Picture This is a 2008 romantic comedy film directed by Stephen Herek. Starring Ashley Tisdale and Kevin Pollak, the film was released on July 13, 2008, on television by ABC Family, branded as an ABC Family Original Movie, and on July 22, 2008, on DVD. The film is produced by Metro-Goldwyn-Mayer and drew 5.3 million viewers.

Plot
The unpopular Mandy Gilbert (Ashley Tisdale) lives with her strict father Tom (Kevin Pollak), and has only two friends, Alexa (Lauren Collins) and Cayenne (Shenae Grimes). She is bullied and mocked by the popular girls at her high school, particularly Lisa Cross (Cindy Busby). Lisa happens to be the girlfriend of Mandy's dreamboy love, swim team captain Drew Patterson (Robbie Amell). Mandy is about to turn 18 and wants her life to change.

Mandy decides to try out for the swim team, but loses her glasses at the pool and falls in the water unconscious. When she awakens, she finds out Drew gave her CPR and they talk to each other. Lisa thinks Mandy is a threat and tries to humiliate her by taking Drew to the pet shop where Mandy works. Instead, Drew does not care that Mandy works there and invites her to go out with him the next day.

Mandy turns 18 and her father surprises her by replacing her old glasses and phone with an expensive video phone and contact lenses. Her father reveals his intentions to join her when she moves to attend UCSB next year, but Mandy is too afraid to say anything about it. Later that day, Mandy flirts with Drew at the lake near school against her father's wishes. When Lisa finds out that Mandy is with Drew, she becomes outraged and uses Mandy's phone to film them. Lisa accidentally drops the phone to show Tom, who confronts Mandy. Before going home, Drew asks Mandy to his party on Saturday and Mandy happily accepts. At home, Tom is disappointed in Mandy's actions and bars her from going out or using electronics.

====

Short task 1
According to the film summary, how many viewers did the film draw?

Record list
====

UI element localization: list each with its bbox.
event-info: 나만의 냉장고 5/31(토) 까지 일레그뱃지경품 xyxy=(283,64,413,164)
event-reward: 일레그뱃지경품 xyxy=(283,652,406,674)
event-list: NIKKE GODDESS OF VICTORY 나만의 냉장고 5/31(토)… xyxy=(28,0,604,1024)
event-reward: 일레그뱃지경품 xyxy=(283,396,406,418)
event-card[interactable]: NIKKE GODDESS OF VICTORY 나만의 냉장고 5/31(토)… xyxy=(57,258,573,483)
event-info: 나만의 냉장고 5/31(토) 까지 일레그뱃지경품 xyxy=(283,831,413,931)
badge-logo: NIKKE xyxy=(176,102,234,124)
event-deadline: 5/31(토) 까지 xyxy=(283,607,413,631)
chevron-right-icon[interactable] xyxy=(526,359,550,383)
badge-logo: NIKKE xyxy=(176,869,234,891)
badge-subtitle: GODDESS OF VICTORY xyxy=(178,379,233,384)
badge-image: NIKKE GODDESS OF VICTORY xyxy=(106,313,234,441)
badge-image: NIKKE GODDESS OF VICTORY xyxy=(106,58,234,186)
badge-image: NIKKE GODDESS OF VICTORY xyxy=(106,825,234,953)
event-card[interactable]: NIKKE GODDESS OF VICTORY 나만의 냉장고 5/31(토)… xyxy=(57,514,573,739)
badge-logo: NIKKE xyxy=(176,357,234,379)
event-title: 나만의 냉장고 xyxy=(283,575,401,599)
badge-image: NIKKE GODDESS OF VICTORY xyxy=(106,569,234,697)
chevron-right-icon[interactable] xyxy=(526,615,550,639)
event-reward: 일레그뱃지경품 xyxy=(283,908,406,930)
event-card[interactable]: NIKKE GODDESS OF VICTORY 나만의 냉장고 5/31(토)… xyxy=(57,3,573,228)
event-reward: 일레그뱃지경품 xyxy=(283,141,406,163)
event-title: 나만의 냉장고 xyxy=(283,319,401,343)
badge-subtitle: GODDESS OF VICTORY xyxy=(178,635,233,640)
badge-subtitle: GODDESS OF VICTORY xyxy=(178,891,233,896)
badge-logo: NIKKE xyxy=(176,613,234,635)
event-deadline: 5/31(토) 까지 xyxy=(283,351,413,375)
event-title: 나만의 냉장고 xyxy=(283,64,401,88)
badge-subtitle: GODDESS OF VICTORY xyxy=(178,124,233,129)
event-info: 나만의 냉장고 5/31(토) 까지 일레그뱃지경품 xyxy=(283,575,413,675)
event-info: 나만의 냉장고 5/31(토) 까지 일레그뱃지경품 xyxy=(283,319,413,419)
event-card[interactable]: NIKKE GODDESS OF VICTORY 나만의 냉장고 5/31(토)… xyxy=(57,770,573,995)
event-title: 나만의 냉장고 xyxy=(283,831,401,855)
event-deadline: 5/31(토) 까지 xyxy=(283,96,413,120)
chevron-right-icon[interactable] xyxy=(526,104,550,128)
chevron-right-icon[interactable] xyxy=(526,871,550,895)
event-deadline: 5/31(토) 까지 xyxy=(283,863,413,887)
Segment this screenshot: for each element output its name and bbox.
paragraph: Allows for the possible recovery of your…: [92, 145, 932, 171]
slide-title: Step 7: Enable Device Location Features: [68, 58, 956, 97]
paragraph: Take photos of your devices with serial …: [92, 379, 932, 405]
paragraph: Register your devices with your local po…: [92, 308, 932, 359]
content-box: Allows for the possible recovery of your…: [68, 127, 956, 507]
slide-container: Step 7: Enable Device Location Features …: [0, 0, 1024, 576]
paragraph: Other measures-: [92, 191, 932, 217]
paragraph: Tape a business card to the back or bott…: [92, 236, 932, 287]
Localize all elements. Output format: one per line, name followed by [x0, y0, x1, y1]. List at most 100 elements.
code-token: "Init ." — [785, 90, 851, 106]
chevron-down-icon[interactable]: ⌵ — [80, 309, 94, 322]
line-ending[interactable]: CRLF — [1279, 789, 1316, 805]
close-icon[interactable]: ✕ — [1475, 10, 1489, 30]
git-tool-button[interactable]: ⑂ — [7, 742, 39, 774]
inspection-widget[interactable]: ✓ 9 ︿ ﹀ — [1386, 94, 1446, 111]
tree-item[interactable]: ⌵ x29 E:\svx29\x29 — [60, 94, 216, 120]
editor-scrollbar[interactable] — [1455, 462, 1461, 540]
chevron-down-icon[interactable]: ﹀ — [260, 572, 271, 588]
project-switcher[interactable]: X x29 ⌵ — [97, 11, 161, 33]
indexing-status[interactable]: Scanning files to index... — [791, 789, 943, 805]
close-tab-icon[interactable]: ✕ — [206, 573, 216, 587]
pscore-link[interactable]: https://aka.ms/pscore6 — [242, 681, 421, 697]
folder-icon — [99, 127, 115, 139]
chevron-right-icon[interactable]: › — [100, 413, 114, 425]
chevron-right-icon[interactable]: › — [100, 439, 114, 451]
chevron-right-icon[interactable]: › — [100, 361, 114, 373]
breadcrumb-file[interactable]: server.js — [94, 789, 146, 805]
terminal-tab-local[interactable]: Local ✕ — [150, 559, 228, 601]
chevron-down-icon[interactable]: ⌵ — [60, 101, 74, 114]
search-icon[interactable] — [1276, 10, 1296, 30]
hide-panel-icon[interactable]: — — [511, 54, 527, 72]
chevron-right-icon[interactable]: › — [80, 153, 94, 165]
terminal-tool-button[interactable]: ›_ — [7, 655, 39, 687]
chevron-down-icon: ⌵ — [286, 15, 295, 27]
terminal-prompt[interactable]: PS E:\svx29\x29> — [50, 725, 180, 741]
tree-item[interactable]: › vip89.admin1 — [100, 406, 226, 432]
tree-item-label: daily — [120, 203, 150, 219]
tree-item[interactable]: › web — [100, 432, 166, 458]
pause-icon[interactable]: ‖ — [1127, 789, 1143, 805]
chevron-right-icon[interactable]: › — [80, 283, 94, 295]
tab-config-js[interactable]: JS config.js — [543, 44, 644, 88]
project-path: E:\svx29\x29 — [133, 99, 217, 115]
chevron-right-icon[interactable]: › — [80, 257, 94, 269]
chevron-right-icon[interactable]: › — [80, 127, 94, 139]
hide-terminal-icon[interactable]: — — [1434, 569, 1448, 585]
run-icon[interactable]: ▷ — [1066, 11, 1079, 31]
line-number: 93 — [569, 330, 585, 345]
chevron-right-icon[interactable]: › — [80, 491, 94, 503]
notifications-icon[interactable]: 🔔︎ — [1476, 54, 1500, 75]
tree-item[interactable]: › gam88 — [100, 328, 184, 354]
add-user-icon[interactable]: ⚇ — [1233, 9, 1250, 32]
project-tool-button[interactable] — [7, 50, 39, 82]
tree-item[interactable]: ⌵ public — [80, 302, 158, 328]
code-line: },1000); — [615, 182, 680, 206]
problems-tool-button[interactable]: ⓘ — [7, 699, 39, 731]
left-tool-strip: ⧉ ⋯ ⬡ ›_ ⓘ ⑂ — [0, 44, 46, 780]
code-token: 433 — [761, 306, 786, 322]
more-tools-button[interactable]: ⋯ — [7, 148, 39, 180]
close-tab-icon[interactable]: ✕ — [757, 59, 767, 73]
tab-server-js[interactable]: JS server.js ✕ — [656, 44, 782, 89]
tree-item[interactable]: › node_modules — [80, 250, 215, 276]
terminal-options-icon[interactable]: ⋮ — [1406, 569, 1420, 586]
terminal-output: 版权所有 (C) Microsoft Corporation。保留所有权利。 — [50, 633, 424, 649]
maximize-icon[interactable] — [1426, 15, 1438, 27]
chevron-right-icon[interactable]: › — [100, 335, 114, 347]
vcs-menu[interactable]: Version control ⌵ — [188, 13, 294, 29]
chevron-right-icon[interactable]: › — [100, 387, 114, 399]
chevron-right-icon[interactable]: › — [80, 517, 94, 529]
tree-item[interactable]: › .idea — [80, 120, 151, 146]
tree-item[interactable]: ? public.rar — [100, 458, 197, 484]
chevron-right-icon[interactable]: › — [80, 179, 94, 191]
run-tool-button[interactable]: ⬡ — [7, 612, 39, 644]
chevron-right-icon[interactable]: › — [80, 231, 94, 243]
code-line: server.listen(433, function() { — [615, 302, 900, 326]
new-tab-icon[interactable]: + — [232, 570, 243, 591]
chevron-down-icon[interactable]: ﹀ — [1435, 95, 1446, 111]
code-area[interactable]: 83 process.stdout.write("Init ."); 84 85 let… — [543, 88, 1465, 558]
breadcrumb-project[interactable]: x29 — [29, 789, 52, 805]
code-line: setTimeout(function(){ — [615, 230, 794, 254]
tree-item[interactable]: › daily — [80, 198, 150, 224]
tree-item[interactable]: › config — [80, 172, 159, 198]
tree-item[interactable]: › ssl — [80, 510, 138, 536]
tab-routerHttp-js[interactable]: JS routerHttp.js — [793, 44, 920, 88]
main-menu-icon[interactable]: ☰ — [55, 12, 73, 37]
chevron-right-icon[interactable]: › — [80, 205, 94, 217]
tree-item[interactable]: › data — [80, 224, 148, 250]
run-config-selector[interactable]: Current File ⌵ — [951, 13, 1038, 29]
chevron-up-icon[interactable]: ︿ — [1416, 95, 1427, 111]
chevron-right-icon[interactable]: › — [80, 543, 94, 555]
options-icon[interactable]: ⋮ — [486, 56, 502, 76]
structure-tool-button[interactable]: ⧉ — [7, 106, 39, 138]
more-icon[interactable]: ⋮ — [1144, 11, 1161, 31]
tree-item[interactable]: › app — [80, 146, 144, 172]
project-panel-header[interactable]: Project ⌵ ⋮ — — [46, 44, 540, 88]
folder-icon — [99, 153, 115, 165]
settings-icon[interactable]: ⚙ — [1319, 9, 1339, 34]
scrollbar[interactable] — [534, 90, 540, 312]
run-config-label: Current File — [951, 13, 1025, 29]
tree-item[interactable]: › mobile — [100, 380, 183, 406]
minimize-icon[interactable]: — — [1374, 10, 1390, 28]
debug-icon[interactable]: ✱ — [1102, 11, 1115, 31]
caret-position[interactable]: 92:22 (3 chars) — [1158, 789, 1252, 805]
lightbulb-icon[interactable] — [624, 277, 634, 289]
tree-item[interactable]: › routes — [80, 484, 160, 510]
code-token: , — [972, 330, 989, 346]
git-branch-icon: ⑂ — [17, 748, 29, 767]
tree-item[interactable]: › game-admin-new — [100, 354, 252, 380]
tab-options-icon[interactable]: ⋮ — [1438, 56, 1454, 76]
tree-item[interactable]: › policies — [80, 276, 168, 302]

====

Short task 2
Repeat the rows word for word, from the first row down through the row that contains "badge-image: NIKKE GODDESS OF VICTORY xyxy=(106,58,234,186)", including both.

Exercise answer 1
5.3 million viewers.

Exercise answer 2
UI element localization: list each with its bbox.
event-info: 나만의 냉장고 5/31(토) 까지 일레그뱃지경품 xyxy=(283,64,413,164)
event-reward: 일레그뱃지경품 xyxy=(283,652,406,674)
event-list: NIKKE GODDESS OF VICTORY 나만의 냉장고 5/31(토)… xyxy=(28,0,604,1024)
event-reward: 일레그뱃지경품 xyxy=(283,396,406,418)
event-card[interactable]: NIKKE GODDESS OF VICTORY 나만의 냉장고 5/31(토)… xyxy=(57,258,573,483)
event-info: 나만의 냉장고 5/31(토) 까지 일레그뱃지경품 xyxy=(283,831,413,931)
badge-logo: NIKKE xyxy=(176,102,234,124)
event-deadline: 5/31(토) 까지 xyxy=(283,607,413,631)
chevron-right-icon[interactable] xyxy=(526,359,550,383)
badge-logo: NIKKE xyxy=(176,869,234,891)
badge-subtitle: GODDESS OF VICTORY xyxy=(178,379,233,384)
badge-image: NIKKE GODDESS OF VICTORY xyxy=(106,313,234,441)
badge-image: NIKKE GODDESS OF VICTORY xyxy=(106,58,234,186)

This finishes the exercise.